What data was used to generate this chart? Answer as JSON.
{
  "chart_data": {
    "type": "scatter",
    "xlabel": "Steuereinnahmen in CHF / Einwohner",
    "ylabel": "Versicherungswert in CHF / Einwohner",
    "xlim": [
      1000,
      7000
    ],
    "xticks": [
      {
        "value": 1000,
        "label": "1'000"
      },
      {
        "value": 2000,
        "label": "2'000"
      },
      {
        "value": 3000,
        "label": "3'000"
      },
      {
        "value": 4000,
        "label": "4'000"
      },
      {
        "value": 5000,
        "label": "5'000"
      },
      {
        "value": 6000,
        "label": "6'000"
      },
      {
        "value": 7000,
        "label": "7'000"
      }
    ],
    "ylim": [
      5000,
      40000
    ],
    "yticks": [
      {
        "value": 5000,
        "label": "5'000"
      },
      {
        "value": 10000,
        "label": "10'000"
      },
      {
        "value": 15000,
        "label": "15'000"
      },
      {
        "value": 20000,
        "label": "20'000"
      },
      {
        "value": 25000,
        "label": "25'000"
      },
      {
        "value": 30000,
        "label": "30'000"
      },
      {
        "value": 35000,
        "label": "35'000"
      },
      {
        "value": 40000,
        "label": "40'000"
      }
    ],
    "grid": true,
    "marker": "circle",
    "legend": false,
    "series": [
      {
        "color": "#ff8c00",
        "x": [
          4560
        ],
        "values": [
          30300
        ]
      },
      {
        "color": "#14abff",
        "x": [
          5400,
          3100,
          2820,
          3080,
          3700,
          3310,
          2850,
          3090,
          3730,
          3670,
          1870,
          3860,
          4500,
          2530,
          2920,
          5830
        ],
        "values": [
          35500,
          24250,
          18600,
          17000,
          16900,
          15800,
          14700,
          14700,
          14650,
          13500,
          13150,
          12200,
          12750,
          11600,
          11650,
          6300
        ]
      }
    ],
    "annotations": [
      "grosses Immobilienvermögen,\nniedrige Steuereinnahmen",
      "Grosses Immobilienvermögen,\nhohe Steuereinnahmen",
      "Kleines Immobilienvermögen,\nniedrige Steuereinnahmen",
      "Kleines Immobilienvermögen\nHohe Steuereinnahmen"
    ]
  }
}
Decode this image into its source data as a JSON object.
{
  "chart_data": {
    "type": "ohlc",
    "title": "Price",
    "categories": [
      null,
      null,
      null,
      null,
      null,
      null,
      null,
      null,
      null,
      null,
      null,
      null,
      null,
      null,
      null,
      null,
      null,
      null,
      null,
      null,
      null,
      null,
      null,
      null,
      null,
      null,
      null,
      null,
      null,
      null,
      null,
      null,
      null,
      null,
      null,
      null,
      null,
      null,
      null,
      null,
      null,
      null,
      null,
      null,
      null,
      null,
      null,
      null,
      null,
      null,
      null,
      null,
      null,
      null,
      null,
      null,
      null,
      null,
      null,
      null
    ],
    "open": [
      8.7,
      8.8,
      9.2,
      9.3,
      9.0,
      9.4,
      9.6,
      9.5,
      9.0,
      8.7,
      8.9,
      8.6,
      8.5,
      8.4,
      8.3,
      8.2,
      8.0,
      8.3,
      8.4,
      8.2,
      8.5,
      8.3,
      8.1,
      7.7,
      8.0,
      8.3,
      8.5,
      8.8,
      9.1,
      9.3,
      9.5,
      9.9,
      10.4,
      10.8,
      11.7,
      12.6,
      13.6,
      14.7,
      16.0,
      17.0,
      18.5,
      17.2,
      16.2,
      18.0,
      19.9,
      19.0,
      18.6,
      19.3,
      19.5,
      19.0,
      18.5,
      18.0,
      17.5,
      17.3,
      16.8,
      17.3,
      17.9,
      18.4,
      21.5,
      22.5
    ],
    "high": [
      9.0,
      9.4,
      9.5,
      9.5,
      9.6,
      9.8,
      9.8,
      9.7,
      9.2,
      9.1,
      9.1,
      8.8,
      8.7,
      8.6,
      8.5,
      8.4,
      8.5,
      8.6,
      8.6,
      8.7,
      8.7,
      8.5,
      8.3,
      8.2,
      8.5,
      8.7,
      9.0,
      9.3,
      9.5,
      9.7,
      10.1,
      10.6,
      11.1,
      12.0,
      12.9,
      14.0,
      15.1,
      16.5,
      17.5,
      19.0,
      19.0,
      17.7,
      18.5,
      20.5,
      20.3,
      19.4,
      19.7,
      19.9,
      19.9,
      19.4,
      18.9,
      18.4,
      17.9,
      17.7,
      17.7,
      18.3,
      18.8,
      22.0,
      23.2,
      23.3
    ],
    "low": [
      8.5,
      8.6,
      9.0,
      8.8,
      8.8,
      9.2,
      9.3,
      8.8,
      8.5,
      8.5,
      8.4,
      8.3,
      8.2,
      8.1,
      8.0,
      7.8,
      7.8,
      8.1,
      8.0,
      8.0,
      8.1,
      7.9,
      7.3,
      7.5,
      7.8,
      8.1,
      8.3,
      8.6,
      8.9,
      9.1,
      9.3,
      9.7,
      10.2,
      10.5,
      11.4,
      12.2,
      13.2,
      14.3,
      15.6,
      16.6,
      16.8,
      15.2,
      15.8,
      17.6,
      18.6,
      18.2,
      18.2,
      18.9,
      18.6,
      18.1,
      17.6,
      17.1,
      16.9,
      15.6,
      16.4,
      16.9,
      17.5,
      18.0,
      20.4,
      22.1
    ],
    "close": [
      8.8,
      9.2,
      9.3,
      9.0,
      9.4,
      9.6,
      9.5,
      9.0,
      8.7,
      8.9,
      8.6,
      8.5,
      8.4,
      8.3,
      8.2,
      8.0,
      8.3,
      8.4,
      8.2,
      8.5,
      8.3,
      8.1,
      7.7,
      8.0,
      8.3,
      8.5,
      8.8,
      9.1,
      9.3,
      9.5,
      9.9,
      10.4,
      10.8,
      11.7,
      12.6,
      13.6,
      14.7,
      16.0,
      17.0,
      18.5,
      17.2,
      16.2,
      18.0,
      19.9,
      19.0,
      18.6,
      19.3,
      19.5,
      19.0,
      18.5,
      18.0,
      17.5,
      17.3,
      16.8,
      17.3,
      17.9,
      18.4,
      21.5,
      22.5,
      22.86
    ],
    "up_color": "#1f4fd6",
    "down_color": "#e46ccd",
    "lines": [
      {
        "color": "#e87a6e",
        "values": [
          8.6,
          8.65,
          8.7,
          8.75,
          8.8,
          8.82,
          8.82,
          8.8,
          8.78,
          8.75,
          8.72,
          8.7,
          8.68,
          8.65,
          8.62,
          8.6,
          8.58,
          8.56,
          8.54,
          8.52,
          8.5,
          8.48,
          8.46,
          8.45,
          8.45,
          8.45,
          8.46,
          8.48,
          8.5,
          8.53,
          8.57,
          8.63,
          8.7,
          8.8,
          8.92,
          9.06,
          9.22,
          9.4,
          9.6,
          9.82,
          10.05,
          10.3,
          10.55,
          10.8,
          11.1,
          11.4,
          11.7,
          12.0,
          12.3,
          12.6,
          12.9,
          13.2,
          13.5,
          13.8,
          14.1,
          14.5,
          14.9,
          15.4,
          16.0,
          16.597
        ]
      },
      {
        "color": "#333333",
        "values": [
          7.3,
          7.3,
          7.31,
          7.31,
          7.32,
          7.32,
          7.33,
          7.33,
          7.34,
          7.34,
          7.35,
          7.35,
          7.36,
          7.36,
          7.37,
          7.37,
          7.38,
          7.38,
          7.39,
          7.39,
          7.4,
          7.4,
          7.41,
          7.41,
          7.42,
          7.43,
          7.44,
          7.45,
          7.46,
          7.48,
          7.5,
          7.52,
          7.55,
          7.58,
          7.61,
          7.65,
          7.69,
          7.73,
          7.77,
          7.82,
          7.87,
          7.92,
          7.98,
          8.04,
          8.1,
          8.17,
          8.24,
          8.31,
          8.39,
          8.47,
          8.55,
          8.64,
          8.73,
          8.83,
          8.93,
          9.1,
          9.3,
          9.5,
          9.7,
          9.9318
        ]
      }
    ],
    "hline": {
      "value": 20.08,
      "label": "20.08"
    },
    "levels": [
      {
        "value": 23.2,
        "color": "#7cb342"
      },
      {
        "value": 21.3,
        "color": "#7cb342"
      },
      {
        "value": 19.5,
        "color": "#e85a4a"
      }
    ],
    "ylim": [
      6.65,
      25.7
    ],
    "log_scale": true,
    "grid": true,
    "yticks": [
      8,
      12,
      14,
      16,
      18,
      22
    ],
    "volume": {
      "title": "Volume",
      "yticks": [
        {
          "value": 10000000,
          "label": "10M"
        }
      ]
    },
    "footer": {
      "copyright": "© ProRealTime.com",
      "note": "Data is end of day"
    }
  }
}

▶ [DIRECTIONS]: Show every line that contains the word "Kleines".

▶ [FINAL RESULT]:
      "Kleines Immobilienvermögen,\nniedrige Steuereinnahmen",
      "Kleines Immobilienvermögen\nHohe Steuereinnahmen"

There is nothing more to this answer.